* [Records provided]:
-----

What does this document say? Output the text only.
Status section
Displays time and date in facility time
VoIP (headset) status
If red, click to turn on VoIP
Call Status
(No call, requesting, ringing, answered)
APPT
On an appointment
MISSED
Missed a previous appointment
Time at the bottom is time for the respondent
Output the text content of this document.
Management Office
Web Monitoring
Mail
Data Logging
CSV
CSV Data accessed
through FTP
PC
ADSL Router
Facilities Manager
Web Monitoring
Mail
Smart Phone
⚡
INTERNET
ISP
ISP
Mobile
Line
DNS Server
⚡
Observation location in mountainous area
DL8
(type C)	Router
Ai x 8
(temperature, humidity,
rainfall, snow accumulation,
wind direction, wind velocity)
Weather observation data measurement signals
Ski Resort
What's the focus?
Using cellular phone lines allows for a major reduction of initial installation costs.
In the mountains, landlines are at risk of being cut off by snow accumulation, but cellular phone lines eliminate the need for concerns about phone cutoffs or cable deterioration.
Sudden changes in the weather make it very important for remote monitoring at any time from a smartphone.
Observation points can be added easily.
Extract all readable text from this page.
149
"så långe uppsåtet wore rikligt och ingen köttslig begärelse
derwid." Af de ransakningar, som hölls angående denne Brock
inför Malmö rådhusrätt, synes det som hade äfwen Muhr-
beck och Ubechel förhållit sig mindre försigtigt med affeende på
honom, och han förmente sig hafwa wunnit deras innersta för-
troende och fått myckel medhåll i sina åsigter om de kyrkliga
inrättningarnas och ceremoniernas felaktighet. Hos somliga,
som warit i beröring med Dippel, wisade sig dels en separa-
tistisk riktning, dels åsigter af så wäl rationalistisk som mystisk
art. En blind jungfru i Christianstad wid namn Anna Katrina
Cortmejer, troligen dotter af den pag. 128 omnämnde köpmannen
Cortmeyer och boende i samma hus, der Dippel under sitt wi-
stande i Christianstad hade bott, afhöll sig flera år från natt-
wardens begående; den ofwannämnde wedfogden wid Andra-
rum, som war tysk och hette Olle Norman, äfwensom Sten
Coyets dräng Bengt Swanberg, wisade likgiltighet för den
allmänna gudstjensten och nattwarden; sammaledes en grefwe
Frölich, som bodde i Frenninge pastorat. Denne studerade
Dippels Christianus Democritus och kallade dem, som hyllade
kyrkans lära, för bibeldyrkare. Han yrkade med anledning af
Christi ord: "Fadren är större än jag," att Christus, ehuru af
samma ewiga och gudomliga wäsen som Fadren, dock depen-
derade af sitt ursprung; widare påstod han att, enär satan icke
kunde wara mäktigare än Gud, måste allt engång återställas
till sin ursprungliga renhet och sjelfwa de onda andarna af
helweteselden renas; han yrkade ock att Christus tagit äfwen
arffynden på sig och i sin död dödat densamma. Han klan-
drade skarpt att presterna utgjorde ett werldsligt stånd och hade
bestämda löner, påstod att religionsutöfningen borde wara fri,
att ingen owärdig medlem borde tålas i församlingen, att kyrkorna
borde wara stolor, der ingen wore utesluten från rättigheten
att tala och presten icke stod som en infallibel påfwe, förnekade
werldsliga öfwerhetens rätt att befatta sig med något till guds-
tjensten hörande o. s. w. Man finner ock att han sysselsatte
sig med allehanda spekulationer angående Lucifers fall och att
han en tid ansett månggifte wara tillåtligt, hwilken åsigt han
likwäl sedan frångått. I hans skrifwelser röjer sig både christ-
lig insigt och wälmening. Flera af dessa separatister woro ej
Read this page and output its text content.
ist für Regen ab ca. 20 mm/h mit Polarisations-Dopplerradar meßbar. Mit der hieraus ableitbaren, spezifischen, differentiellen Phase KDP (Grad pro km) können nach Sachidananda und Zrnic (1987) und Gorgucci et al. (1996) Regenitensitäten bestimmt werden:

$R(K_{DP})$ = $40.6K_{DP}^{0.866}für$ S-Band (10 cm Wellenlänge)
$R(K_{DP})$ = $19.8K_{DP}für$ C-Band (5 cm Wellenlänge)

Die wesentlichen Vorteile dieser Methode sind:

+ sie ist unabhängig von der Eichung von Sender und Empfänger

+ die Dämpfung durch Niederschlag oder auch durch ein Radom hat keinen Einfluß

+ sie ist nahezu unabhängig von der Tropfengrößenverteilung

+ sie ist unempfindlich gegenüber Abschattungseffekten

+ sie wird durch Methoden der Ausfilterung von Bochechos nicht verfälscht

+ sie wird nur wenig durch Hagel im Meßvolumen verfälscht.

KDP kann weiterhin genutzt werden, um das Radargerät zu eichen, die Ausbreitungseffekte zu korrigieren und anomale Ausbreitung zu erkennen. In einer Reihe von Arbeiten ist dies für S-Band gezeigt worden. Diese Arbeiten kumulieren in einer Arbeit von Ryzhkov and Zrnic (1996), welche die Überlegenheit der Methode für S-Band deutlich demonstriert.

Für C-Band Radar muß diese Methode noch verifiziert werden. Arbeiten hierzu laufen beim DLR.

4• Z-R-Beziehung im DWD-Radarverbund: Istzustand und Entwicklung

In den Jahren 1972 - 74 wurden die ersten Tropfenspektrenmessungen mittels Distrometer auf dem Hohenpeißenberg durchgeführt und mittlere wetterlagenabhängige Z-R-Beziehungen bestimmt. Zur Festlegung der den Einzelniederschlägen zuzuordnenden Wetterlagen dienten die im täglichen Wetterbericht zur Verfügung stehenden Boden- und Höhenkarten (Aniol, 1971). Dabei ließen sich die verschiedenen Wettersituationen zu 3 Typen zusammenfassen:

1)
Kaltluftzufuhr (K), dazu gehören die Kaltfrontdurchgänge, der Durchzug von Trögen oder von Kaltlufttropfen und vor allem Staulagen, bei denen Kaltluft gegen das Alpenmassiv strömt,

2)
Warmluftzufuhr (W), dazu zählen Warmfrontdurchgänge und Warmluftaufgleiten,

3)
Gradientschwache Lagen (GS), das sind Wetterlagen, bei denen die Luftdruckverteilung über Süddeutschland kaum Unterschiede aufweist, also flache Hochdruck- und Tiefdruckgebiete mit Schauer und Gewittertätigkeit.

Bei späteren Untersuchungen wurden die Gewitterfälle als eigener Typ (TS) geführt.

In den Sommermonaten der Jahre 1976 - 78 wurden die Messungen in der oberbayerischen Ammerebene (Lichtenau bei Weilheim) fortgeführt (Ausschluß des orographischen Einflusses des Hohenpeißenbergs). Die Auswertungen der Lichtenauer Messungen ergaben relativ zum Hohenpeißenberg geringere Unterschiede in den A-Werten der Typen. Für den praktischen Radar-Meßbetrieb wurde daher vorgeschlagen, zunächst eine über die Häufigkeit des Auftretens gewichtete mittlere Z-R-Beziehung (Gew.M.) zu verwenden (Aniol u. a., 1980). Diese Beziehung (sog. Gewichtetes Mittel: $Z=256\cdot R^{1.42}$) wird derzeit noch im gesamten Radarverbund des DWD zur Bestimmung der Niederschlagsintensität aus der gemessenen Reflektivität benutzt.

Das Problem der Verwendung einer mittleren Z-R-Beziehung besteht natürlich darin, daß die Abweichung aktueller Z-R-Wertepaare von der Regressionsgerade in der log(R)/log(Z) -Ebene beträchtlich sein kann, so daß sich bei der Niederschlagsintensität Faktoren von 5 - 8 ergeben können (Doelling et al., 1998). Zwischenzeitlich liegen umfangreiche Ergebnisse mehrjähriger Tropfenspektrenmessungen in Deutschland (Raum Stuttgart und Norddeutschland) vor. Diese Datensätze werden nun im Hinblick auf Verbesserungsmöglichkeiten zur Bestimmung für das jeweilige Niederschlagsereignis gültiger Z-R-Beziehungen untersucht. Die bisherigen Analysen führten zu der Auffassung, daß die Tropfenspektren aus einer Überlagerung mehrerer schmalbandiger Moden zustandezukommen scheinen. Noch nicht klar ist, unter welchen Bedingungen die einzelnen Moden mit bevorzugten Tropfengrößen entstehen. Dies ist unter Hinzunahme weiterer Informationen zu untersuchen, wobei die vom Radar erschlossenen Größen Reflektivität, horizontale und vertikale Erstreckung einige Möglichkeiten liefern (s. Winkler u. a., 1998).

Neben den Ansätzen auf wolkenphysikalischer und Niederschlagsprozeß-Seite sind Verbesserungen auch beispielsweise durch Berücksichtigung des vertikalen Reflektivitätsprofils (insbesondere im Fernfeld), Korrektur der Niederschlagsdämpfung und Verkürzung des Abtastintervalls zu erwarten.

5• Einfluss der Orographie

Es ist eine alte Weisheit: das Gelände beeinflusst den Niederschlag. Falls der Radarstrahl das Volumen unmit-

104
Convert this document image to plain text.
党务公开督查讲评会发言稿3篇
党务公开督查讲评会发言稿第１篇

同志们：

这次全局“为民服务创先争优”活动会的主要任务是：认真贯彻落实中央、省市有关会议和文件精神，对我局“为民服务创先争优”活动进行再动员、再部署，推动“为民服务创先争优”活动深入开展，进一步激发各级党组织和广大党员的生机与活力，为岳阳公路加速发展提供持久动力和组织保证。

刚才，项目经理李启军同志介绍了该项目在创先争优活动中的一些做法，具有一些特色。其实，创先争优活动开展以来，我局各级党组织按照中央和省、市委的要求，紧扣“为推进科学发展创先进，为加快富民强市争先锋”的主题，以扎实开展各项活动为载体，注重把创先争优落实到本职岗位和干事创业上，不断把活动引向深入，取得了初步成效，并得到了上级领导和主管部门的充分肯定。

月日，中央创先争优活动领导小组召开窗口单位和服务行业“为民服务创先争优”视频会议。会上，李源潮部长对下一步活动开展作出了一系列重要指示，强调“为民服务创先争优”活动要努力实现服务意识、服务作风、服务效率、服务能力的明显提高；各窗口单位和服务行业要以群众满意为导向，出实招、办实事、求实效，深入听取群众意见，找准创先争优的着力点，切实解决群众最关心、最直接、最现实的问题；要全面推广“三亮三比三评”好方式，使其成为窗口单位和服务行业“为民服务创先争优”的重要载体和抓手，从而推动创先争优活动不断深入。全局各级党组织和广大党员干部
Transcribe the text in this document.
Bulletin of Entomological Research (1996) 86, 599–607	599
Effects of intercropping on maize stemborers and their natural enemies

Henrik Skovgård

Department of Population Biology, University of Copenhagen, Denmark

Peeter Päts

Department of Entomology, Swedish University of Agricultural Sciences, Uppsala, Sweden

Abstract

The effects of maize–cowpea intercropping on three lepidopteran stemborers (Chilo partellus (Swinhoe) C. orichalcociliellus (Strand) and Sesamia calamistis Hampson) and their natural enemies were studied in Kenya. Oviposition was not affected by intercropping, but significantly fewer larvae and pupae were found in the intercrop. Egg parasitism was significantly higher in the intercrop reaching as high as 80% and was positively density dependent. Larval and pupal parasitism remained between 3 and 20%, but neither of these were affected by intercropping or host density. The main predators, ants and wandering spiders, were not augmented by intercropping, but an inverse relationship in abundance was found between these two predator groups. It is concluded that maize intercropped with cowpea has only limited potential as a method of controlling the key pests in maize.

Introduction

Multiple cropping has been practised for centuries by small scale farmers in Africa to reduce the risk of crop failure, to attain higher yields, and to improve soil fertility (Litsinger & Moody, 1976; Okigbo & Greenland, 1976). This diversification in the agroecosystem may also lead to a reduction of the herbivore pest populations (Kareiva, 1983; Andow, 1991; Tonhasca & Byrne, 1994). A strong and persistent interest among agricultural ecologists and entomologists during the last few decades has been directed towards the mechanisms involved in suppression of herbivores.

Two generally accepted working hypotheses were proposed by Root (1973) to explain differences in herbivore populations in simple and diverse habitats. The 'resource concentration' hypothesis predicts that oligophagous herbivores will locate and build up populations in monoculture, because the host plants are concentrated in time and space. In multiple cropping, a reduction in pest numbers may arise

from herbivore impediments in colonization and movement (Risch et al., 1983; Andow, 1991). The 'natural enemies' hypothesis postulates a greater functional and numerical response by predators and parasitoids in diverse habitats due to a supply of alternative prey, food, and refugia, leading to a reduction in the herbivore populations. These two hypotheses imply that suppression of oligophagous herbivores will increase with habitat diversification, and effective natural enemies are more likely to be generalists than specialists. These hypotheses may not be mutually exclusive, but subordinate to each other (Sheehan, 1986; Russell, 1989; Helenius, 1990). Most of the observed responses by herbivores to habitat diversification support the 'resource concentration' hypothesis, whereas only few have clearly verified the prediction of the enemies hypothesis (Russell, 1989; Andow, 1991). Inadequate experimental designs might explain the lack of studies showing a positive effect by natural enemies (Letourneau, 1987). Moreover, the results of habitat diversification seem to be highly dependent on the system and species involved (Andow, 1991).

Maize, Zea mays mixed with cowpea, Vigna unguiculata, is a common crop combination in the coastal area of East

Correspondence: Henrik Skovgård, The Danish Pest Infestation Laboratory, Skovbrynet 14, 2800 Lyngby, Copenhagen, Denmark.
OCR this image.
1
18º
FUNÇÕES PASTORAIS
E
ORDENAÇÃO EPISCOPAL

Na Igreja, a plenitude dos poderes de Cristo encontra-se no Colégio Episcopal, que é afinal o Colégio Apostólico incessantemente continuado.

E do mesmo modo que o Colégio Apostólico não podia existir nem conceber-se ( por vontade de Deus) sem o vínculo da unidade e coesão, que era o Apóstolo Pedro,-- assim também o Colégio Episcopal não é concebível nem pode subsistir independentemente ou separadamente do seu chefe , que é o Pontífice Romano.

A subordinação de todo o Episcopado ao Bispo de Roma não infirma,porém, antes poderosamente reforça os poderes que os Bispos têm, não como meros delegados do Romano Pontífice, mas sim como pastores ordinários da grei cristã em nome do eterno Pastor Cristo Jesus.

-----

* [What you should do]: Copy all lines from the material that contain "Pontífice".

* [Response]:
E do mesmo modo que o Colégio Apostólico não podia existir nem conceber-se ( por vontade de Deus) sem o vínculo da unidade e coesão, que era o Apóstolo Pedro,-- assim também o Colégio Episcopal não é concebível nem pode subsistir independentemente ou separadamente do seu chefe , que é o Pontífice Romano.
A subordinação de todo o Episcopado ao Bispo de Roma não infirma,porém, antes poderosamente reforça os poderes que os Bispos têm, não como meros delegados do Romano Pontífice, mas sim como pastores ordinários da grei cristã em nome do eterno Pastor Cristo Jesus.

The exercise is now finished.